• **JOB**: Search the records below for the word "median" and show every line where it occurs.

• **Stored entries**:
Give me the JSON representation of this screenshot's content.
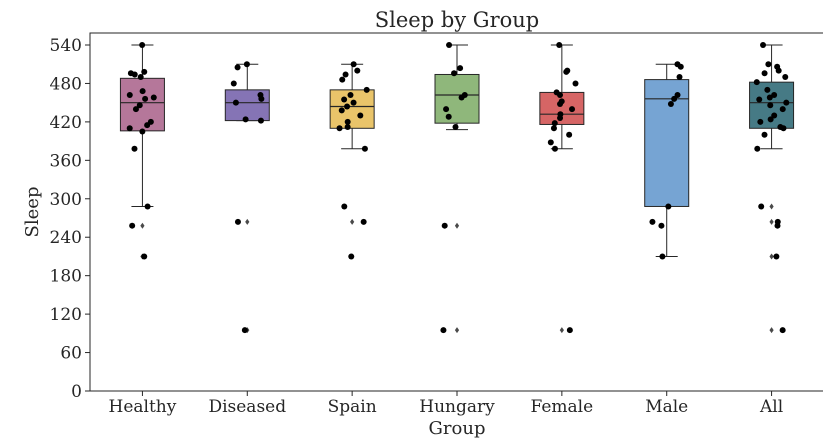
{
  "chart_data": {
    "type": "box",
    "title": "Sleep by Group",
    "xlabel": "Group",
    "ylabel": "Sleep",
    "ylim": [
      0,
      560
    ],
    "yticks": [
      0,
      60,
      120,
      180,
      240,
      300,
      360,
      420,
      480,
      540
    ],
    "grid": false,
    "series": [
      {
        "name": "Healthy",
        "color": "#b5779a",
        "q1": 406,
        "median": 450,
        "q3": 488,
        "whisker_low": 288,
        "whisker_high": 540,
        "outliers": [
          258,
          210
        ],
        "points": [
          540,
          498,
          496,
          494,
          490,
          468,
          462,
          458,
          456,
          446,
          440,
          420,
          415,
          410,
          405,
          378,
          288,
          258,
          210
        ]
      },
      {
        "name": "Diseased",
        "color": "#8574b5",
        "q1": 422,
        "median": 450,
        "q3": 470,
        "whisker_low": 422,
        "whisker_high": 510,
        "outliers": [
          264,
          95
        ],
        "points": [
          510,
          505,
          480,
          462,
          456,
          450,
          424,
          422,
          264,
          95
        ]
      },
      {
        "name": "Spain",
        "color": "#e9c46a",
        "q1": 410,
        "median": 444,
        "q3": 470,
        "whisker_low": 378,
        "whisker_high": 510,
        "outliers": [
          264,
          210
        ],
        "points": [
          510,
          500,
          494,
          486,
          470,
          462,
          455,
          450,
          444,
          438,
          430,
          420,
          412,
          410,
          378,
          288,
          264,
          210
        ]
      },
      {
        "name": "Hungary",
        "color": "#8fb77b",
        "q1": 418,
        "median": 462,
        "q3": 494,
        "whisker_low": 408,
        "whisker_high": 540,
        "outliers": [
          258,
          95
        ],
        "points": [
          540,
          504,
          496,
          462,
          458,
          440,
          428,
          412,
          258,
          95
        ]
      },
      {
        "name": "Female",
        "color": "#d66565",
        "q1": 416,
        "median": 432,
        "q3": 466,
        "whisker_low": 378,
        "whisker_high": 540,
        "outliers": [
          95
        ],
        "points": [
          540,
          500,
          498,
          480,
          466,
          462,
          452,
          448,
          440,
          432,
          426,
          418,
          410,
          400,
          388,
          378,
          95
        ]
      },
      {
        "name": "Male",
        "color": "#76a4d3",
        "q1": 288,
        "median": 456,
        "q3": 486,
        "whisker_low": 210,
        "whisker_high": 510,
        "outliers": [],
        "points": [
          510,
          506,
          490,
          462,
          456,
          448,
          288,
          264,
          258,
          210
        ]
      },
      {
        "name": "All",
        "color": "#467a85",
        "q1": 410,
        "median": 450,
        "q3": 482,
        "whisker_low": 378,
        "whisker_high": 540,
        "outliers": [
          288,
          264,
          210,
          95
        ],
        "points": [
          540,
          510,
          506,
          500,
          496,
          490,
          482,
          470,
          462,
          458,
          455,
          450,
          446,
          440,
          430,
          424,
          420,
          412,
          410,
          400,
          378,
          288,
          264,
          258,
          210,
          95
        ]
      }
    ]
  }
}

• **REPLY TO THE EXERCISE**:
        "median": 450,
        "median": 450,
        "median": 444,
        "median": 462,
        "median": 432,
        "median": 456,
        "median": 450,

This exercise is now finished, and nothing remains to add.